REQUIRED TASK
Reproduce the material word for word; the images stay out.

LISTED RECORDS

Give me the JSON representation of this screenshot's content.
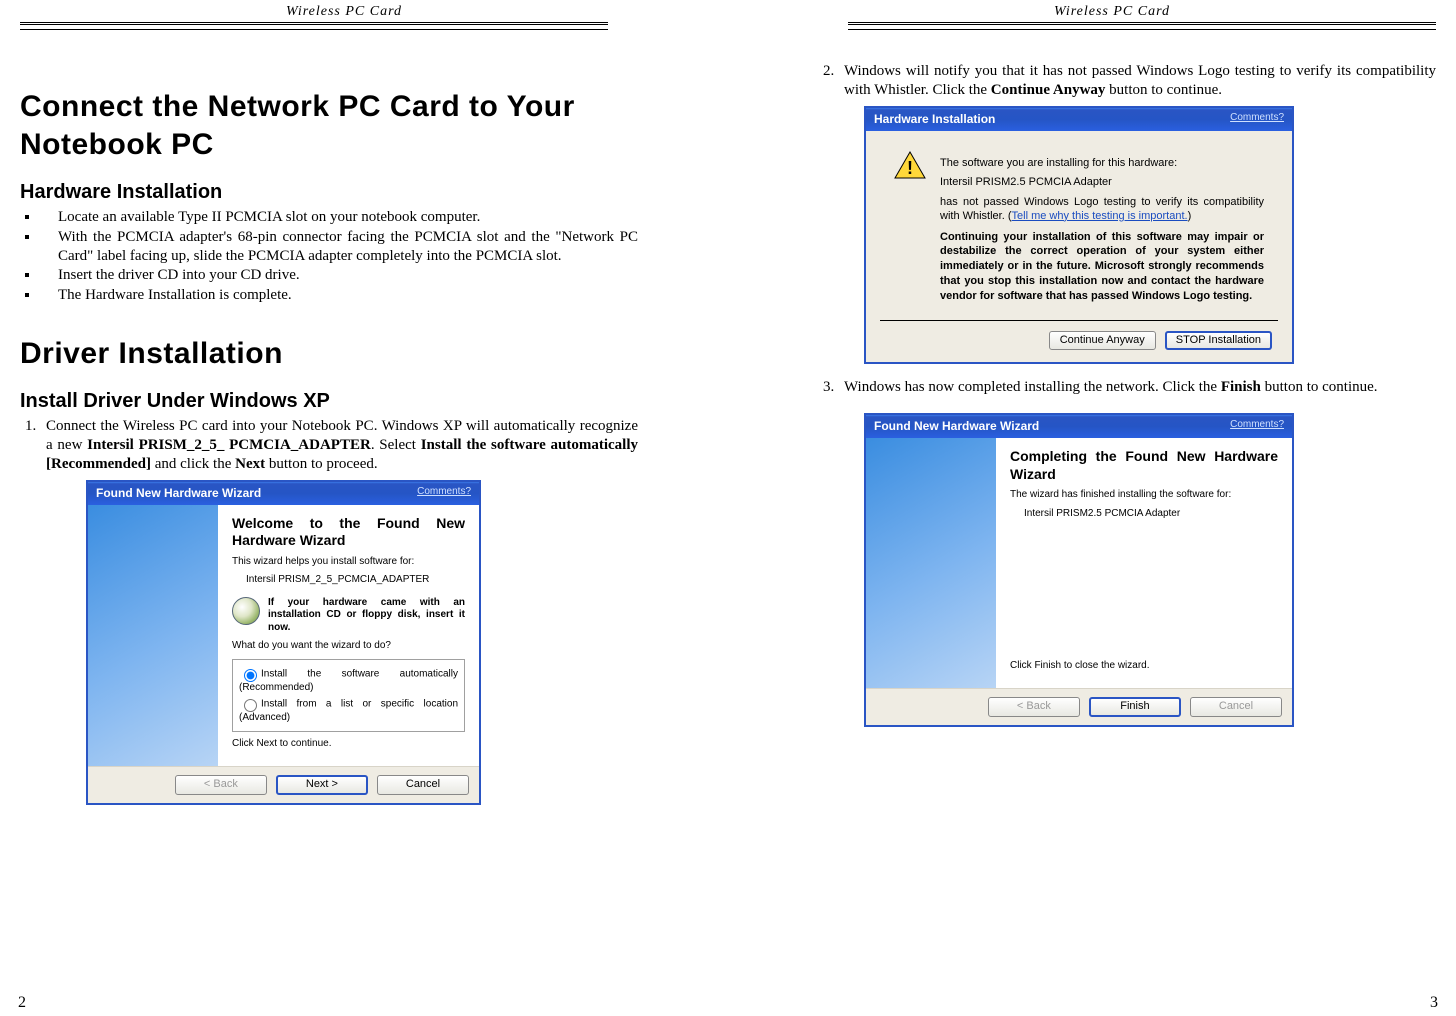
{
  "header": "Wireless  PC  Card",
  "left": {
    "page_num": "2",
    "h1": "Connect the Network PC Card to Your Notebook PC",
    "h2a": "Hardware Installation",
    "bullets": [
      "Locate an available Type II PCMCIA slot on your notebook computer.",
      "With the PCMCIA adapter's 68-pin connector facing the PCMCIA slot and the \"Network PC Card\" label facing up, slide the PCMCIA adapter completely into the PCMCIA slot.",
      "Insert the driver CD into your CD drive.",
      "The Hardware Installation is complete."
    ],
    "h1b": "Driver Installation",
    "h2b": "Install Driver Under Windows XP",
    "step1_pre": "Connect the Wireless PC card into your Notebook PC. Windows XP will automatically recognize a new ",
    "step1_b1": "Intersil PRISM_2_5_ PCMCIA_ADAPTER",
    "step1_mid": ". Select ",
    "step1_b2": "Install the software automatically [Recommended]",
    "step1_mid2": " and click the ",
    "step1_b3": "Next",
    "step1_end": " button to proceed.",
    "dlg1": {
      "title": "Found New Hardware Wizard",
      "comments": "Comments?",
      "heading": "Welcome to the Found New Hardware Wizard",
      "sub": "This wizard helps you install software for:",
      "device": "Intersil PRISM_2_5_PCMCIA_ADAPTER",
      "cd_msg": "If your hardware came with an installation CD or floppy disk, insert it now.",
      "prompt": "What do you want the wizard to do?",
      "opt1": "Install the software automatically (Recommended)",
      "opt2": "Install from a list or specific location (Advanced)",
      "click_next": "Click Next to continue.",
      "back": "< Back",
      "next": "Next >",
      "cancel": "Cancel"
    }
  },
  "right": {
    "page_num": "3",
    "step2_pre": "Windows will notify you that it has not passed Windows Logo testing to verify its compatibility with Whistler. Click the ",
    "step2_b": "Continue Anyway",
    "step2_end": " button to continue.",
    "dlg2": {
      "title": "Hardware Installation",
      "comments": "Comments?",
      "line1": "The software you are installing for this hardware:",
      "line2": "Intersil PRISM2.5 PCMCIA Adapter",
      "line3a": "has not passed Windows Logo testing to verify its compatibility with Whistler. (",
      "line3link": "Tell me why this testing is important.",
      "line3b": ")",
      "bold": "Continuing your installation of this software may impair or destabilize the correct operation of your system either immediately or in the future. Microsoft strongly recommends that you stop this installation now and contact the hardware vendor for software that has passed Windows Logo testing.",
      "btn_continue": "Continue Anyway",
      "btn_stop": "STOP Installation"
    },
    "step3_pre": "Windows has now completed installing the network. Click the ",
    "step3_b": "Finish",
    "step3_end": " button to continue.",
    "dlg3": {
      "title": "Found New Hardware Wizard",
      "comments": "Comments?",
      "heading": "Completing the Found New Hardware Wizard",
      "sub": "The wizard has finished installing the software for:",
      "device": "Intersil PRISM2.5 PCMCIA Adapter",
      "close": "Click Finish to close the wizard.",
      "back": "< Back",
      "finish": "Finish",
      "cancel": "Cancel"
    }
  }
}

ANSWER FOR THE TASK
Give me the JSON representation of this screenshot's content.
{
  "header": "Wireless  PC  Card",
  "left": {
    "page_num": "2",
    "h1": "Connect the Network PC Card to Your Notebook PC",
    "h2a": "Hardware Installation",
    "bullets": [
      "Locate an available Type II PCMCIA slot on your notebook computer.",
      "With the PCMCIA adapter's 68-pin connector facing the PCMCIA slot and the \"Network PC Card\" label facing up, slide the PCMCIA adapter completely into the PCMCIA slot.",
      "Insert the driver CD into your CD drive.",
      "The Hardware Installation is complete."
    ],
    "h1b": "Driver Installation",
    "h2b": "Install Driver Under Windows XP",
    "step1_pre": "Connect the Wireless PC card into your Notebook PC. Windows XP will automatically recognize a new ",
    "step1_b1": "Intersil PRISM_2_5_ PCMCIA_ADAPTER",
    "step1_mid": ". Select ",
    "step1_b2": "Install the software automatically [Recommended]",
    "step1_mid2": " and click the ",
    "step1_b3": "Next",
    "step1_end": " button to proceed.",
    "dlg1": {
      "title": "Found New Hardware Wizard",
      "comments": "Comments?",
      "heading": "Welcome to the Found New Hardware Wizard",
      "sub": "This wizard helps you install software for:",
      "device": "Intersil PRISM_2_5_PCMCIA_ADAPTER",
      "cd_msg": "If your hardware came with an installation CD or floppy disk, insert it now.",
      "prompt": "What do you want the wizard to do?",
      "opt1": "Install the software automatically (Recommended)",
      "opt2": "Install from a list or specific location (Advanced)",
      "click_next": "Click Next to continue.",
      "back": "< Back",
      "next": "Next >",
      "cancel": "Cancel"
    }
  },
  "right": {
    "page_num": "3",
    "step2_pre": "Windows will notify you that it has not passed Windows Logo testing to verify its compatibility with Whistler. Click the ",
    "step2_b": "Continue Anyway",
    "step2_end": " button to continue.",
    "dlg2": {
      "title": "Hardware Installation",
      "comments": "Comments?",
      "line1": "The software you are installing for this hardware:",
      "line2": "Intersil PRISM2.5 PCMCIA Adapter",
      "line3a": "has not passed Windows Logo testing to verify its compatibility with Whistler. (",
      "line3link": "Tell me why this testing is important.",
      "line3b": ")",
      "bold": "Continuing your installation of this software may impair or destabilize the correct operation of your system either immediately or in the future. Microsoft strongly recommends that you stop this installation now and contact the hardware vendor for software that has passed Windows Logo testing.",
      "btn_continue": "Continue Anyway",
      "btn_stop": "STOP Installation"
    },
    "step3_pre": "Windows has now completed installing the network. Click the ",
    "step3_b": "Finish",
    "step3_end": " button to continue.",
    "dlg3": {
      "title": "Found New Hardware Wizard",
      "comments": "Comments?",
      "heading": "Completing the Found New Hardware Wizard",
      "sub": "The wizard has finished installing the software for:",
      "device": "Intersil PRISM2.5 PCMCIA Adapter",
      "close": "Click Finish to close the wizard.",
      "back": "< Back",
      "finish": "Finish",
      "cancel": "Cancel"
    }
  }
}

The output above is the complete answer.